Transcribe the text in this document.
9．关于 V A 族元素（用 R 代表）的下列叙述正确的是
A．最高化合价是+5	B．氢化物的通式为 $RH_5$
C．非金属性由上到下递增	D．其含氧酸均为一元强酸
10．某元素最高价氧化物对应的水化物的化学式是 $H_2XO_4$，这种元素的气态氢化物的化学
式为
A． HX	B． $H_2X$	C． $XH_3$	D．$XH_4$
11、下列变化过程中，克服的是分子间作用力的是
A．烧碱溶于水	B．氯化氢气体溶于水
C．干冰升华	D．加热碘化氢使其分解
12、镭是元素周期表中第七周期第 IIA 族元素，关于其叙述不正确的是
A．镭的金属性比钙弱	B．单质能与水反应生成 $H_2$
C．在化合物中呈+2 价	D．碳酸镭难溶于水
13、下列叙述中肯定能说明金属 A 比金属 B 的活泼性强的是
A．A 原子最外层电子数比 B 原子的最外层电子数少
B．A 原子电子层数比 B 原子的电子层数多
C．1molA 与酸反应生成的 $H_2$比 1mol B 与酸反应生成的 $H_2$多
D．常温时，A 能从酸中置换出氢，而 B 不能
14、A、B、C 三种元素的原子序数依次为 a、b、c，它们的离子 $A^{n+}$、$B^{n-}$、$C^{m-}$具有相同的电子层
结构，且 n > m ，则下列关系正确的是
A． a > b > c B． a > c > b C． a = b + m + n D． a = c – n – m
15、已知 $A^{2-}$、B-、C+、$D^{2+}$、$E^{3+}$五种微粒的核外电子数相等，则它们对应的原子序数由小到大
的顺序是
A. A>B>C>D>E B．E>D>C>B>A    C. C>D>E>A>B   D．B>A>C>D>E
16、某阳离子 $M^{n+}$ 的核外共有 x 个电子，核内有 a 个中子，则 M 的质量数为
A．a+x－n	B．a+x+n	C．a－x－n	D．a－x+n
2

────────────────────────────────────────

# The problem
Repeat the records above exactly, leaving none out.

# Task output
Transcribe the text in this document.
9．关于 V A 族元素（用 R 代表）的下列叙述正确的是
A．最高化合价是+5	B．氢化物的通式为 $RH_5$
C．非金属性由上到下递增	D．其含氧酸均为一元强酸
10．某元素最高价氧化物对应的水化物的化学式是 $H_2XO_4$，这种元素的气态氢化物的化学
式为
A． HX	B． $H_2X$	C． $XH_3$	D．$XH_4$
11、下列变化过程中，克服的是分子间作用力的是
A．烧碱溶于水	B．氯化氢气体溶于水
C．干冰升华	D．加热碘化氢使其分解
12、镭是元素周期表中第七周期第 IIA 族元素，关于其叙述不正确的是
A．镭的金属性比钙弱	B．单质能与水反应生成 $H_2$
C．在化合物中呈+2 价	D．碳酸镭难溶于水
13、下列叙述中肯定能说明金属 A 比金属 B 的活泼性强的是
A．A 原子最外层电子数比 B 原子的最外层电子数少
B．A 原子电子层数比 B 原子的电子层数多
C．1molA 与酸反应生成的 $H_2$比 1mol B 与酸反应生成的 $H_2$多
D．常温时，A 能从酸中置换出氢，而 B 不能
14、A、B、C 三种元素的原子序数依次为 a、b、c，它们的离子 $A^{n+}$、$B^{n-}$、$C^{m-}$具有相同的电子层
结构，且 n > m ，则下列关系正确的是
A． a > b > c B． a > c > b C． a = b + m + n D． a = c – n – m
15、已知 $A^{2-}$、B-、C+、$D^{2+}$、$E^{3+}$五种微粒的核外电子数相等，则它们对应的原子序数由小到大
的顺序是
A. A>B>C>D>E B．E>D>C>B>A    C. C>D>E>A>B   D．B>A>C>D>E
16、某阳离子 $M^{n+}$ 的核外共有 x 个电子，核内有 a 个中子，则 M 的质量数为
A．a+x－n	B．a+x+n	C．a－x－n	D．a－x+n
2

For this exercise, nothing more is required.